(Figure content listings)
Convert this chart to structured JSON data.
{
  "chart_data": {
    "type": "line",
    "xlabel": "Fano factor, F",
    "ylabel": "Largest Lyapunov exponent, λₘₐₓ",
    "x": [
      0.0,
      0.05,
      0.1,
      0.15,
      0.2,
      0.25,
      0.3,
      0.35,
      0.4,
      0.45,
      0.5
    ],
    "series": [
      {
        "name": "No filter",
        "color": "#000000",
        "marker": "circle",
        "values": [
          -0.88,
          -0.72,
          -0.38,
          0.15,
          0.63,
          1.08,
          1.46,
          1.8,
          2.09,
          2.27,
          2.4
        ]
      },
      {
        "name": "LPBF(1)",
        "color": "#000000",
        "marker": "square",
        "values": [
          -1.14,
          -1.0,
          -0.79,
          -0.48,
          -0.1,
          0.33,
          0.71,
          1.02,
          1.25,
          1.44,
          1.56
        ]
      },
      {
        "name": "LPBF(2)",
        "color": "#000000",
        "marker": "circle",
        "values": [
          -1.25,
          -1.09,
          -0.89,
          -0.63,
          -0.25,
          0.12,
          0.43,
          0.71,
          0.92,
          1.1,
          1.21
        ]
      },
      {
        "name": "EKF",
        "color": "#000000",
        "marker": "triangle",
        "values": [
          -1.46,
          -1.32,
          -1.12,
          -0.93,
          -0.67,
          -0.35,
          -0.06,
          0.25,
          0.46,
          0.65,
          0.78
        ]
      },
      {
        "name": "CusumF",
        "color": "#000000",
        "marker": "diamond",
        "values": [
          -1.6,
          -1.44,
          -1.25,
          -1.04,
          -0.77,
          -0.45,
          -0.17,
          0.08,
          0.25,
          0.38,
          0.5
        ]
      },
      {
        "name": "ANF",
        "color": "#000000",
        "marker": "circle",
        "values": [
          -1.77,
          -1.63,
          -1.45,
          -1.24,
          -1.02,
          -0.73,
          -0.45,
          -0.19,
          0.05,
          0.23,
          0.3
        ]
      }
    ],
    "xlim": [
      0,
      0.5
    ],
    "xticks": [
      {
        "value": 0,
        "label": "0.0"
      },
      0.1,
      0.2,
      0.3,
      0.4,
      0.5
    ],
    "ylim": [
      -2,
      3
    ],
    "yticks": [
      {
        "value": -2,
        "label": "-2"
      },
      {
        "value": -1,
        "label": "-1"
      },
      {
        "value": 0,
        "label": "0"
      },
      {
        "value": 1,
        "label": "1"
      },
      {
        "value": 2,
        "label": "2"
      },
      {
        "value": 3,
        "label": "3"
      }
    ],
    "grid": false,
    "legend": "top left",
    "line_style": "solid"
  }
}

> What you need to do: Reproduce the complete set of lines precisely as supplied.

> Solution for this problem:
Convert this chart to structured JSON data.
{
  "chart_data": {
    "type": "line",
    "xlabel": "Fano factor, F",
    "ylabel": "Largest Lyapunov exponent, λₘₐₓ",
    "x": [
      0.0,
      0.05,
      0.1,
      0.15,
      0.2,
      0.25,
      0.3,
      0.35,
      0.4,
      0.45,
      0.5
    ],
    "series": [
      {
        "name": "No filter",
        "color": "#000000",
        "marker": "circle",
        "values": [
          -0.88,
          -0.72,
          -0.38,
          0.15,
          0.63,
          1.08,
          1.46,
          1.8,
          2.09,
          2.27,
          2.4
        ]
      },
      {
        "name": "LPBF(1)",
        "color": "#000000",
        "marker": "square",
        "values": [
          -1.14,
          -1.0,
          -0.79,
          -0.48,
          -0.1,
          0.33,
          0.71,
          1.02,
          1.25,
          1.44,
          1.56
        ]
      },
      {
        "name": "LPBF(2)",
        "color": "#000000",
        "marker": "circle",
        "values": [
          -1.25,
          -1.09,
          -0.89,
          -0.63,
          -0.25,
          0.12,
          0.43,
          0.71,
          0.92,
          1.1,
          1.21
        ]
      },
      {
        "name": "EKF",
        "color": "#000000",
        "marker": "triangle",
        "values": [
          -1.46,
          -1.32,
          -1.12,
          -0.93,
          -0.67,
          -0.35,
          -0.06,
          0.25,
          0.46,
          0.65,
          0.78
        ]
      },
      {
        "name": "CusumF",
        "color": "#000000",
        "marker": "diamond",
        "values": [
          -1.6,
          -1.44,
          -1.25,
          -1.04,
          -0.77,
          -0.45,
          -0.17,
          0.08,
          0.25,
          0.38,
          0.5
        ]
      },
      {
        "name": "ANF",
        "color": "#000000",
        "marker": "circle",
        "values": [
          -1.77,
          -1.63,
          -1.45,
          -1.24,
          -1.02,
          -0.73,
          -0.45,
          -0.19,
          0.05,
          0.23,
          0.3
        ]
      }
    ],
    "xlim": [
      0,
      0.5
    ],
    "xticks": [
      {
        "value": 0,
        "label": "0.0"
      },
      0.1,
      0.2,
      0.3,
      0.4,
      0.5
    ],
    "ylim": [
      -2,
      3
    ],
    "yticks": [
      {
        "value": -2,
        "label": "-2"
      },
      {
        "value": -1,
        "label": "-1"
      },
      {
        "value": 0,
        "label": "0"
      },
      {
        "value": 1,
        "label": "1"
      },
      {
        "value": 2,
        "label": "2"
      },
      {
        "value": 3,
        "label": "3"
      }
    ],
    "grid": false,
    "legend": "top left",
    "line_style": "solid"
  }
}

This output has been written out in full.